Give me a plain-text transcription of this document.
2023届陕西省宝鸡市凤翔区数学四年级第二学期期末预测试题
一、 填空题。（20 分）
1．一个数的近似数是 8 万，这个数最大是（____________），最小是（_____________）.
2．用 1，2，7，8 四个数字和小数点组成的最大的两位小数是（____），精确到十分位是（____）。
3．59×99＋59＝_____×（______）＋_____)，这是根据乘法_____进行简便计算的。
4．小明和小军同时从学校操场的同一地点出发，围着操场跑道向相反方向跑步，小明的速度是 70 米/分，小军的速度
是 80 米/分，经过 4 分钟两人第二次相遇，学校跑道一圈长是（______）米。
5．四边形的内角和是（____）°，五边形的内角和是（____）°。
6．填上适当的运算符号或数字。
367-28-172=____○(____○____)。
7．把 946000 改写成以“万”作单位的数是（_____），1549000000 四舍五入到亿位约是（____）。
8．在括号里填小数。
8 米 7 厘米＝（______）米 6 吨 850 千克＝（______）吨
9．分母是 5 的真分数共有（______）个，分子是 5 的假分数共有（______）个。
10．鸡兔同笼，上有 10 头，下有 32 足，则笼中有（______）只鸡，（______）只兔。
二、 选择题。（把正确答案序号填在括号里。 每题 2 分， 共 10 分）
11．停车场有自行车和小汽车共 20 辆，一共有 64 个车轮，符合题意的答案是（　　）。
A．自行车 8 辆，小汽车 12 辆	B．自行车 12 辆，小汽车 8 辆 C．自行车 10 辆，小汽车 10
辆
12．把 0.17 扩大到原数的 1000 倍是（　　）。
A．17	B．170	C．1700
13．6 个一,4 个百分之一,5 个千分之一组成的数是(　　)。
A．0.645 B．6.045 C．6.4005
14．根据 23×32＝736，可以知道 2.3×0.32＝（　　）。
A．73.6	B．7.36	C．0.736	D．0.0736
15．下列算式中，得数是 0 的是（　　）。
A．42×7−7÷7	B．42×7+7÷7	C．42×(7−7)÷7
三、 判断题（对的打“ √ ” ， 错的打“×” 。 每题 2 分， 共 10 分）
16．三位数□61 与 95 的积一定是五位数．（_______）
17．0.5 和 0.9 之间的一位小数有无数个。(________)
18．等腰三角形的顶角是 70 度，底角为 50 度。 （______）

□ □ □ □ □ □ □

Transcribe every line of the data, exactly as it stands.

Give me a plain-text transcription of this document.
2023届陕西省宝鸡市凤翔区数学四年级第二学期期末预测试题
一、 填空题。（20 分）
1．一个数的近似数是 8 万，这个数最大是（____________），最小是（_____________）.
2．用 1，2，7，8 四个数字和小数点组成的最大的两位小数是（____），精确到十分位是（____）。
3．59×99＋59＝_____×（______）＋_____)，这是根据乘法_____进行简便计算的。
4．小明和小军同时从学校操场的同一地点出发，围着操场跑道向相反方向跑步，小明的速度是 70 米/分，小军的速度
是 80 米/分，经过 4 分钟两人第二次相遇，学校跑道一圈长是（______）米。
5．四边形的内角和是（____）°，五边形的内角和是（____）°。
6．填上适当的运算符号或数字。
367-28-172=____○(____○____)。
7．把 946000 改写成以“万”作单位的数是（_____），1549000000 四舍五入到亿位约是（____）。
8．在括号里填小数。
8 米 7 厘米＝（______）米 6 吨 850 千克＝（______）吨
9．分母是 5 的真分数共有（______）个，分子是 5 的假分数共有（______）个。
10．鸡兔同笼，上有 10 头，下有 32 足，则笼中有（______）只鸡，（______）只兔。
二、 选择题。（把正确答案序号填在括号里。 每题 2 分， 共 10 分）
11．停车场有自行车和小汽车共 20 辆，一共有 64 个车轮，符合题意的答案是（　　）。
A．自行车 8 辆，小汽车 12 辆	B．自行车 12 辆，小汽车 8 辆 C．自行车 10 辆，小汽车 10
辆
12．把 0.17 扩大到原数的 1000 倍是（　　）。
A．17	B．170	C．1700
13．6 个一,4 个百分之一,5 个千分之一组成的数是(　　)。
A．0.645 B．6.045 C．6.4005
14．根据 23×32＝736，可以知道 2.3×0.32＝（　　）。
A．73.6	B．7.36	C．0.736	D．0.0736
15．下列算式中，得数是 0 的是（　　）。
A．42×7−7÷7	B．42×7+7÷7	C．42×(7−7)÷7
三、 判断题（对的打“ √ ” ， 错的打“×” 。 每题 2 分， 共 10 分）
16．三位数□61 与 95 的积一定是五位数．（_______）
17．0.5 和 0.9 之间的一位小数有无数个。(________)
18．等腰三角形的顶角是 70 度，底角为 50 度。 （______）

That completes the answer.